**** 本文

浮気の対処・夫としての意思と自覚を持ってもらう

イラスト 浮気相手に夢中になっているとき、ご主人の頭の中には、彼女に対して『好きだ』とか『会いたい』という感情ベースの思いが強く、『我を忘れている状態』です。

これは、浮気をしているときの脳内のところでも触れていますが、脳内物質のPEA(フェニルエチルアミン)やドーパミンの影響によって、とにかく『現実』が見えなくなってしまっているわけです。

ところが、この期間は長くても数か月程度なので、はじめは相手女性のことで頭がいっぱいだった夫も、やがて本来の思考力や判断力、および日常のテンションを取り戻していきます。

そして、もともとまじめな性格の夫や責任感が強い夫などは特に、浮気をしている自分を冷静に分析して、『このままではいけない』とか、『今の生活を壊してはいけない』ということも少しずつ考えられるようになってきて、相手女性に傾倒していた感情に、自分でブレーキをかけるようになっていくことがあります。

********
**** 資料

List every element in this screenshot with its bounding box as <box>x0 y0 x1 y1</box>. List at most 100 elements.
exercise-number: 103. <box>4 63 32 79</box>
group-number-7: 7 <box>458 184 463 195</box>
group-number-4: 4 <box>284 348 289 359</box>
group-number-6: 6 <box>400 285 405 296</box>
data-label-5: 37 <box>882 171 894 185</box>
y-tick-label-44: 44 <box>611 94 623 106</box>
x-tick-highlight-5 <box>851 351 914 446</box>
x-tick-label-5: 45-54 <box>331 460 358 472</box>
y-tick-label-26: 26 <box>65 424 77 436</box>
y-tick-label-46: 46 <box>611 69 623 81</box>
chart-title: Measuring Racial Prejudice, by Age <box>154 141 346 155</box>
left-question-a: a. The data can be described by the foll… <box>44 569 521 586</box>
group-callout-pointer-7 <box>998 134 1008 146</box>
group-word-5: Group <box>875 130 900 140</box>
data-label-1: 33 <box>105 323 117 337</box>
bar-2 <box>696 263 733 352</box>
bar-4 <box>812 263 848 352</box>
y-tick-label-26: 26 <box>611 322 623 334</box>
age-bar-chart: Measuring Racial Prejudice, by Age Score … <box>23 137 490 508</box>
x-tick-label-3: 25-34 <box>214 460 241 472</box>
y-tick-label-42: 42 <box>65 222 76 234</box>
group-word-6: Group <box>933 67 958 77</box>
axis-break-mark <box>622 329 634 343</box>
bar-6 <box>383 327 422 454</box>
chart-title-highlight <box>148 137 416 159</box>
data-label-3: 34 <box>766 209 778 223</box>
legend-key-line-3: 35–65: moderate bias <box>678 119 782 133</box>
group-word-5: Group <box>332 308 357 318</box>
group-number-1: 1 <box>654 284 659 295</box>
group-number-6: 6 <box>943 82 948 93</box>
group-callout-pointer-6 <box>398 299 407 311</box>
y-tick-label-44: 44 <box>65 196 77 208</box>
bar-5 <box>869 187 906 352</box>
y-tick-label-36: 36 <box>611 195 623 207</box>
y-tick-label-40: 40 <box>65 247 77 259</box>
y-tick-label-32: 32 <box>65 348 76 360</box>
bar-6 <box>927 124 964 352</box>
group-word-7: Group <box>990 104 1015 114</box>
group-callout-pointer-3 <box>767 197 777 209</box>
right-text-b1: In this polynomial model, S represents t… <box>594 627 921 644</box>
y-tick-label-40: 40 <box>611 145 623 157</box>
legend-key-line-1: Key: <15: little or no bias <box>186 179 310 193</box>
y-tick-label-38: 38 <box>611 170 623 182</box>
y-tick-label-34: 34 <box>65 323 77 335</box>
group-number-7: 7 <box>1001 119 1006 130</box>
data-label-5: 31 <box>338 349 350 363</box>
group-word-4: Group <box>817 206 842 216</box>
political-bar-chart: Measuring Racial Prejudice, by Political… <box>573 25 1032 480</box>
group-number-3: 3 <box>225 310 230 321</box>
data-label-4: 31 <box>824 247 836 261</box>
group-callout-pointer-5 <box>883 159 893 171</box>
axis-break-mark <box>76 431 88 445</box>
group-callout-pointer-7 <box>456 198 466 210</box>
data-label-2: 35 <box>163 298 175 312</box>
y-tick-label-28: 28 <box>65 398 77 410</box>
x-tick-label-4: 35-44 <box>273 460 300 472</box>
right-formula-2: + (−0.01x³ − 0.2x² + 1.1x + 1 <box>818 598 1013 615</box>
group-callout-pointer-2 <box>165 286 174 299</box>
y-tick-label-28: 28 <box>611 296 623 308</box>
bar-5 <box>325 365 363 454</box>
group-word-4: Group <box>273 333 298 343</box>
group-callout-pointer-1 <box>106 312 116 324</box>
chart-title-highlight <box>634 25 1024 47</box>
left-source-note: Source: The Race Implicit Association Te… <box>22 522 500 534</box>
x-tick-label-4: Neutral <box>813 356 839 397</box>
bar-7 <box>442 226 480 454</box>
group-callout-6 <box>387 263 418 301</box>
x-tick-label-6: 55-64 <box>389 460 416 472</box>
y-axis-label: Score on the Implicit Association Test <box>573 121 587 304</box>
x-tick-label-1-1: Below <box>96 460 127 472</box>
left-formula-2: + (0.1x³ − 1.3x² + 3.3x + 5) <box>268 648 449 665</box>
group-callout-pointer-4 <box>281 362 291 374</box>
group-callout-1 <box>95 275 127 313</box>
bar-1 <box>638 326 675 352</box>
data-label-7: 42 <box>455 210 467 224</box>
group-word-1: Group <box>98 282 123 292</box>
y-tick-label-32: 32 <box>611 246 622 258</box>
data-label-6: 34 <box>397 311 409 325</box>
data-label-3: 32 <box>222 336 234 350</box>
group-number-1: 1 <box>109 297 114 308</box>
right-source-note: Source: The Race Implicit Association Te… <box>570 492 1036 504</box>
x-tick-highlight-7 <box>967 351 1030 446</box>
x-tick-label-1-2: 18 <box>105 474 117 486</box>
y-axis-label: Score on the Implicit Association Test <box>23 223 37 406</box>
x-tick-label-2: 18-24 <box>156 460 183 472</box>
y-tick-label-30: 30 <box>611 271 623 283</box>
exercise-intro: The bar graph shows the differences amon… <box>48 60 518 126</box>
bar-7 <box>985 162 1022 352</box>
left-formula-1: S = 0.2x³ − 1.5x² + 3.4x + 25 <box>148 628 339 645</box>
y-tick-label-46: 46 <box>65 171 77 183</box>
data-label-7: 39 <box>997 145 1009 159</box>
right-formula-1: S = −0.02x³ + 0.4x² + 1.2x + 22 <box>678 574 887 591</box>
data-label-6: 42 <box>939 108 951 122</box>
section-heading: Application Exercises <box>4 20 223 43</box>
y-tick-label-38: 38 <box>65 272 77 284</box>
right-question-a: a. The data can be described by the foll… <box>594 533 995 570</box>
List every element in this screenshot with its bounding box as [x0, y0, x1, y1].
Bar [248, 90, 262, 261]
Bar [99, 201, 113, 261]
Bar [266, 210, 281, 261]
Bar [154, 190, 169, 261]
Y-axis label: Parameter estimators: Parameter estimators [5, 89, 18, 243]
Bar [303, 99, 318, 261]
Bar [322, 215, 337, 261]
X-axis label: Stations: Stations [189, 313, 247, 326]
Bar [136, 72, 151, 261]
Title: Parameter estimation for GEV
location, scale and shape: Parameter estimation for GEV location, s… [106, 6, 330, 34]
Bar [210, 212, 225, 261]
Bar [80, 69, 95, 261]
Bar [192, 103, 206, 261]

********

■ **課題**
本文によると、浮気相手に夢中になっている夫が『現実』を見えなくなってしまうのはなぜか、一〜三文で説明しなさい。

■ **解答**
脳内物質であるPEA(フェニルエチルアミン)やドーパミンの影響を受けているからです。そのため、相手女性に対して『好きだ』『会いたい』という感情ベースの思いが強くなり、『我を忘れている状態』になっています。